▸ TASK REQUIREMENTS: Report how many lines in the records below contain the word "upper". Give only the number.

▸ DATASET:
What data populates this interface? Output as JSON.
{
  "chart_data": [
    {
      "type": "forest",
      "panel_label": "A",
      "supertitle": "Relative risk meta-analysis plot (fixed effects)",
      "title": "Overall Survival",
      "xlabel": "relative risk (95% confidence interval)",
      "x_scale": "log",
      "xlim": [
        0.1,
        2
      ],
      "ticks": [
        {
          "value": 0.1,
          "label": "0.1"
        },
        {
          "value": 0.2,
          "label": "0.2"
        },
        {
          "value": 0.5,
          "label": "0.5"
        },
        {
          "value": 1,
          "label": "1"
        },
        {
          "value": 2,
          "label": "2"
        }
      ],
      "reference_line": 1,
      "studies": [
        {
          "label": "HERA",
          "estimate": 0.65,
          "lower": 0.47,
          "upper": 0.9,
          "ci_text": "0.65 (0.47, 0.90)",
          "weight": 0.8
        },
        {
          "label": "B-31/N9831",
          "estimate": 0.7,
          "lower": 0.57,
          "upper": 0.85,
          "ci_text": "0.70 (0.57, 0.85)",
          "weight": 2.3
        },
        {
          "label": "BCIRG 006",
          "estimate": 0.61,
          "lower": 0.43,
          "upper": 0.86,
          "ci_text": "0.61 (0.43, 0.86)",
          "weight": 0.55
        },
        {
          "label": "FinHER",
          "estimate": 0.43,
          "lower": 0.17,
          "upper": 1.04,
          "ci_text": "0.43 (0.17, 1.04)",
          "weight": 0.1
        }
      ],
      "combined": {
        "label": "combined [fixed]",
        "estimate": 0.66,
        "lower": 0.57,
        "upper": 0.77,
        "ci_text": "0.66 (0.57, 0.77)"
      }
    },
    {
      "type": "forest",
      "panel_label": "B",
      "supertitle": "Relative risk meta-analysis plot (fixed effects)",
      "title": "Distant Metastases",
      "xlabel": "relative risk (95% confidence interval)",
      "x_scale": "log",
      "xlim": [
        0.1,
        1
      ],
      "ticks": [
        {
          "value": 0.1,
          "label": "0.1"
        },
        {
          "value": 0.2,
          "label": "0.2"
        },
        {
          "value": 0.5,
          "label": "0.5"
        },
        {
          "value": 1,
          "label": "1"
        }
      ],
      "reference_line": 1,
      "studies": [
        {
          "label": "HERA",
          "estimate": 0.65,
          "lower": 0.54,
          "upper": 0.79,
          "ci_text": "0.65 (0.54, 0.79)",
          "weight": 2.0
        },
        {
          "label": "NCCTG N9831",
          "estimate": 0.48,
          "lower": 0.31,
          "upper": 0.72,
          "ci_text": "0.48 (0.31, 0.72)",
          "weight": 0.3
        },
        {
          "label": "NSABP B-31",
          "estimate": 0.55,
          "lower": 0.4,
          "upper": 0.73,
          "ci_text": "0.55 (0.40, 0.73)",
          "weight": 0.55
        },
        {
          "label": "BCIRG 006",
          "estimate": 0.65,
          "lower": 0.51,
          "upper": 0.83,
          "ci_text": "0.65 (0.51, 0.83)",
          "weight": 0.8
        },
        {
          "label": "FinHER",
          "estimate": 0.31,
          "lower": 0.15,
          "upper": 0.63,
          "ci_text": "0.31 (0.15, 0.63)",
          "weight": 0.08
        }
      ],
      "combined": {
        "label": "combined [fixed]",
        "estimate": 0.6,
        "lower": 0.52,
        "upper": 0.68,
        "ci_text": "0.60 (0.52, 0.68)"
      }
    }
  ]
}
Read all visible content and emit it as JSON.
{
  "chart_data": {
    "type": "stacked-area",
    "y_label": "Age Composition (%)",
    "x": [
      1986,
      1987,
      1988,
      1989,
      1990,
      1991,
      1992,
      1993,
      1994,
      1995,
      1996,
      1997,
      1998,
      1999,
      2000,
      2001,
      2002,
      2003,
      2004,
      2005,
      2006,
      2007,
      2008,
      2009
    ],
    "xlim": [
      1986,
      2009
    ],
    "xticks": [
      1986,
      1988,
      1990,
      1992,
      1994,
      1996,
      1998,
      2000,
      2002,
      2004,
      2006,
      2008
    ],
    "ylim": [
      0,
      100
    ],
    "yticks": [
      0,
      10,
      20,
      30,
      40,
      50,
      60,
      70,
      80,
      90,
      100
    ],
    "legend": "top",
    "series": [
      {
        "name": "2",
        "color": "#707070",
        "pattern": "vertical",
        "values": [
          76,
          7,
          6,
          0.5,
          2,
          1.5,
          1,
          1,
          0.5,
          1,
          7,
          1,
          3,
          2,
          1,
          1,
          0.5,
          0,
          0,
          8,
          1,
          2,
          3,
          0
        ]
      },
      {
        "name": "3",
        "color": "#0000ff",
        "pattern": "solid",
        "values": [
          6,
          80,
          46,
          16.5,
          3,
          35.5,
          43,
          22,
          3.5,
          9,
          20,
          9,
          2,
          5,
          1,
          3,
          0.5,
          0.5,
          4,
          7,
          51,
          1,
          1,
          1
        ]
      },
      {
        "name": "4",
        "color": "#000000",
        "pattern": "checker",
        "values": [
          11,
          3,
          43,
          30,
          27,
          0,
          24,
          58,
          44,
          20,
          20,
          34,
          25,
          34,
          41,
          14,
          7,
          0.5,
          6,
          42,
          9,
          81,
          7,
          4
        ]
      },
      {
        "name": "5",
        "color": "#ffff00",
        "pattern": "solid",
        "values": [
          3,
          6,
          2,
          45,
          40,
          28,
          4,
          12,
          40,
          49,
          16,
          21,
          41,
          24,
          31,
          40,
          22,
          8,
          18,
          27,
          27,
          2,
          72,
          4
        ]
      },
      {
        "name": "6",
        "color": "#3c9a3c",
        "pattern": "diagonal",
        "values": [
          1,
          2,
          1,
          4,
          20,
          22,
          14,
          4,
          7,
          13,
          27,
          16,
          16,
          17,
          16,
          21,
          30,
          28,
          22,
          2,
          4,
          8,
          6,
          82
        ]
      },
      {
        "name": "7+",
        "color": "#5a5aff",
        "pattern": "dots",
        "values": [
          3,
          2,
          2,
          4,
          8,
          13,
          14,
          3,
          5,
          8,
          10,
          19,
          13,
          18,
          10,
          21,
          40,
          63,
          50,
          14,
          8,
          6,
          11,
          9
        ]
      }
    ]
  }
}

▸ RESULT: 11